(Records)
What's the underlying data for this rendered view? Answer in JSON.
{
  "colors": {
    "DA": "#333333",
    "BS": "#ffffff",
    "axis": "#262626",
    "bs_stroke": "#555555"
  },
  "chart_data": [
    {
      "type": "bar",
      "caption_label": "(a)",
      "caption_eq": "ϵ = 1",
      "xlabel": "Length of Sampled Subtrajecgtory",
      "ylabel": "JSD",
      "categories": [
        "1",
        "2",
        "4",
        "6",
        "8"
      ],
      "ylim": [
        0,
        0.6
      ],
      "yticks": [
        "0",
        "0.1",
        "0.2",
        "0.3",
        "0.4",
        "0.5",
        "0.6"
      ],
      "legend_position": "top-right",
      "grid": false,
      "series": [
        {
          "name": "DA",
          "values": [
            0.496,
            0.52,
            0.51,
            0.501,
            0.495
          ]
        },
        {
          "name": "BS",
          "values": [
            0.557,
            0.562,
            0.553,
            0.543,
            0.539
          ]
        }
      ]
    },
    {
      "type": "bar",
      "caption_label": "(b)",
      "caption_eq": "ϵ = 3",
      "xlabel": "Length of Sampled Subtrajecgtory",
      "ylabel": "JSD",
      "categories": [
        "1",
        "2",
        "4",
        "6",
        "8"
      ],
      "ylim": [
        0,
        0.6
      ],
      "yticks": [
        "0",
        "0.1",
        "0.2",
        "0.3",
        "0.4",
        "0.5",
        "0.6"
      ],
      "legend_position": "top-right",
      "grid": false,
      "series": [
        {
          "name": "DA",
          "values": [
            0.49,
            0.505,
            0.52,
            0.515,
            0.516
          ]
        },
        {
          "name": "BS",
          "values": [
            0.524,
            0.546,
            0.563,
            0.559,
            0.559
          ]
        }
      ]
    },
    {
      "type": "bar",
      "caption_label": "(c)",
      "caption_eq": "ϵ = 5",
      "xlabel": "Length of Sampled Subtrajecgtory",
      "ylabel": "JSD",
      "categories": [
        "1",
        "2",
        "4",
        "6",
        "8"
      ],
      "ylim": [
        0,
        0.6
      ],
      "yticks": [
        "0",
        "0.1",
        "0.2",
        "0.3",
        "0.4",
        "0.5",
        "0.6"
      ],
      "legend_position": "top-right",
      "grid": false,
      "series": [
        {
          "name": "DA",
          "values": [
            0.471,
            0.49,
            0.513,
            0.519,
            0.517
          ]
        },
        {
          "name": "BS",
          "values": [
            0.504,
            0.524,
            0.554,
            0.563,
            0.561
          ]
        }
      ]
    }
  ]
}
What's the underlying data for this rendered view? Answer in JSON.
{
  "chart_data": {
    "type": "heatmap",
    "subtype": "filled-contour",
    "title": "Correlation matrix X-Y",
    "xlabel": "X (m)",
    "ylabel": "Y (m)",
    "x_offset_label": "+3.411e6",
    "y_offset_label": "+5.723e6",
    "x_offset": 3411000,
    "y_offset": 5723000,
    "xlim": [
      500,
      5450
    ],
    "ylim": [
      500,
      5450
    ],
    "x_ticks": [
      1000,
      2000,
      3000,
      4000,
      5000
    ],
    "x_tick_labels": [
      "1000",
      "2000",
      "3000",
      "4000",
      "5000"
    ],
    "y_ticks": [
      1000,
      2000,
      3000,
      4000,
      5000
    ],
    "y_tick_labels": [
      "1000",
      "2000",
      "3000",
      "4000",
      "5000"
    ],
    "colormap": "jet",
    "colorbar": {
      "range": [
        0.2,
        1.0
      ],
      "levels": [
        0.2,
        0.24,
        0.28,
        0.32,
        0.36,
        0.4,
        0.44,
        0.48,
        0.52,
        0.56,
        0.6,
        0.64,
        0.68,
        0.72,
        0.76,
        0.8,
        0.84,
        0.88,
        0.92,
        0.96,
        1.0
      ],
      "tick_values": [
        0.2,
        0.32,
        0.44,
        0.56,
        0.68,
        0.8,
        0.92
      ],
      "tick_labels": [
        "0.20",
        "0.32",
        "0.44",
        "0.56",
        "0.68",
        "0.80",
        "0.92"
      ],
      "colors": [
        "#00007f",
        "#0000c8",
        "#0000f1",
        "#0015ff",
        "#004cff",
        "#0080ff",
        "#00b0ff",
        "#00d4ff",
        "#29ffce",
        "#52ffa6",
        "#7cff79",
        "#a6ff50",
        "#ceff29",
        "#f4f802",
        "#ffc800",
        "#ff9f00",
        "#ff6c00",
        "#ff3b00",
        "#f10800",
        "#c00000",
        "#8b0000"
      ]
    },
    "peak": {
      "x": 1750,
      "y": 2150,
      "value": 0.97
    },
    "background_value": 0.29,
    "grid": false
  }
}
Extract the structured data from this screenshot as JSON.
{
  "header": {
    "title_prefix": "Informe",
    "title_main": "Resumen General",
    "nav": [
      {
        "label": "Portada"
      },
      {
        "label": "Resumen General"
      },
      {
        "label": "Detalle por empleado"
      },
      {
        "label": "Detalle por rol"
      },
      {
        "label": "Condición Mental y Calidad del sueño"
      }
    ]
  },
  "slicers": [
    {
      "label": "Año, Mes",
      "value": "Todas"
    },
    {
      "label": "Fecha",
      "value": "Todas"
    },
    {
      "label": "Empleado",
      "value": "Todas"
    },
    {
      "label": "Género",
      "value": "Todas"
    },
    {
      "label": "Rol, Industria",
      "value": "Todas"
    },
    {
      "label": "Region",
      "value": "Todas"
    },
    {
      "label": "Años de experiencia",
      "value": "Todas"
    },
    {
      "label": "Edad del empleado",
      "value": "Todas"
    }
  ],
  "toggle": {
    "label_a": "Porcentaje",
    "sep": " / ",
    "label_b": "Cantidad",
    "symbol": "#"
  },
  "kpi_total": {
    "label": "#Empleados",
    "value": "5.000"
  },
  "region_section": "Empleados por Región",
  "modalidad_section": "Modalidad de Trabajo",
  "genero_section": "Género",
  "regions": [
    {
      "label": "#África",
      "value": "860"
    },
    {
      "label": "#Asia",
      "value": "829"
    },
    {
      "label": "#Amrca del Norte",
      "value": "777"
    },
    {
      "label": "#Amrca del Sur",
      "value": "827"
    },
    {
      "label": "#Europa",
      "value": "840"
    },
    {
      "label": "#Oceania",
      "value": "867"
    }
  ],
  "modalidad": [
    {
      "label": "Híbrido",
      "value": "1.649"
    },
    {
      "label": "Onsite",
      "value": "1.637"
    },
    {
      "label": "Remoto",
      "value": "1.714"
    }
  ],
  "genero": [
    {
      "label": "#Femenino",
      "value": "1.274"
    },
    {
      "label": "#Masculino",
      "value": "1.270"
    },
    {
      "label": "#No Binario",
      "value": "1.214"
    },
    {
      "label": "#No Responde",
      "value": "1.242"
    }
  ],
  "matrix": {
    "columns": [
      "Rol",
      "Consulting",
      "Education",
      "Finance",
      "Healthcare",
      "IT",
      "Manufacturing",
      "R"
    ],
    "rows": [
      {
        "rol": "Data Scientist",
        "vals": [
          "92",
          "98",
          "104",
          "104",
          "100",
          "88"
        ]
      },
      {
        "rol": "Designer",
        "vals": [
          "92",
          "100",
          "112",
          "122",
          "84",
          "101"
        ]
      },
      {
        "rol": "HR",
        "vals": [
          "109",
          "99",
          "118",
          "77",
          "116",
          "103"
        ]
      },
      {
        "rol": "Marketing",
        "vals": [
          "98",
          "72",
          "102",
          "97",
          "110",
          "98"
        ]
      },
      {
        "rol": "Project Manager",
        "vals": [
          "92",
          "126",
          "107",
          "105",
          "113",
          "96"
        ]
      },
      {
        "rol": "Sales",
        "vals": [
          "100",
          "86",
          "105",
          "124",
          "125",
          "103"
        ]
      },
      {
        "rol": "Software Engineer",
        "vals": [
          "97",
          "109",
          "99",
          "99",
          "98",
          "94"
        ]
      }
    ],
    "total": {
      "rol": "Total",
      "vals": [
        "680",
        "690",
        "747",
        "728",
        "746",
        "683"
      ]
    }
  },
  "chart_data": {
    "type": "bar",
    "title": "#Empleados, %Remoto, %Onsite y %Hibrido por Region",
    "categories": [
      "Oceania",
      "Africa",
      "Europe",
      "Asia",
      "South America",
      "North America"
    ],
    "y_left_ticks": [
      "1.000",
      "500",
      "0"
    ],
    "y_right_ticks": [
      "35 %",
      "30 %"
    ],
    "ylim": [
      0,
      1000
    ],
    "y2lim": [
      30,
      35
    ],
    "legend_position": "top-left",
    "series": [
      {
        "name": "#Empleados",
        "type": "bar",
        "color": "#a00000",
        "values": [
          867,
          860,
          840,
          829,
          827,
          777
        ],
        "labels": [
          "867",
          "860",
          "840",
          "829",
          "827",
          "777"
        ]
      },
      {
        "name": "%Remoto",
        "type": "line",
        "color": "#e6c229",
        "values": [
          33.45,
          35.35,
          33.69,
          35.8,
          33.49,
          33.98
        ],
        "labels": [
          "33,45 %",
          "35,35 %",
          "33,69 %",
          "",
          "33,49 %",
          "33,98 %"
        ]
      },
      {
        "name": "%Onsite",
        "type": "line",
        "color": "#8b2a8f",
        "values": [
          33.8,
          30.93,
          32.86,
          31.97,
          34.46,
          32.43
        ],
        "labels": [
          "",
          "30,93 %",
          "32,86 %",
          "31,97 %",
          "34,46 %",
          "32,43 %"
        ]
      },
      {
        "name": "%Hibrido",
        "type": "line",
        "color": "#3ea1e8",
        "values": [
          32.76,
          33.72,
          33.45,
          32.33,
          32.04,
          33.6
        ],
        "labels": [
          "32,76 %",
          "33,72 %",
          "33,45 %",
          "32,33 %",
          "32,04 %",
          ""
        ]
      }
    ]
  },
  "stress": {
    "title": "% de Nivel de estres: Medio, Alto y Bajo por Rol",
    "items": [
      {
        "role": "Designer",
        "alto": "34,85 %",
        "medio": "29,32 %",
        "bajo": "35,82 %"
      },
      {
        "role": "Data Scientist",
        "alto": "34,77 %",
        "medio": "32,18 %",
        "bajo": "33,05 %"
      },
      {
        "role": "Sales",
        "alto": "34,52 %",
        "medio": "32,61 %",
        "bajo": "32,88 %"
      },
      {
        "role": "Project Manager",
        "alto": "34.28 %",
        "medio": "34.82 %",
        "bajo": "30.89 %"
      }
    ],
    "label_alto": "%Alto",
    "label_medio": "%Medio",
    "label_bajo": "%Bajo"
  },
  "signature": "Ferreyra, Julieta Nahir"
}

Exercise instructions: Report every line containing the word "Empleados" from the listing above.

Worked solution:
    "label": "#Empleados",
  "region_section": "Empleados por Región",
    "title": "#Empleados, %Remoto, %Onsite y %Hibrido por Region",
        "name": "#Empleados",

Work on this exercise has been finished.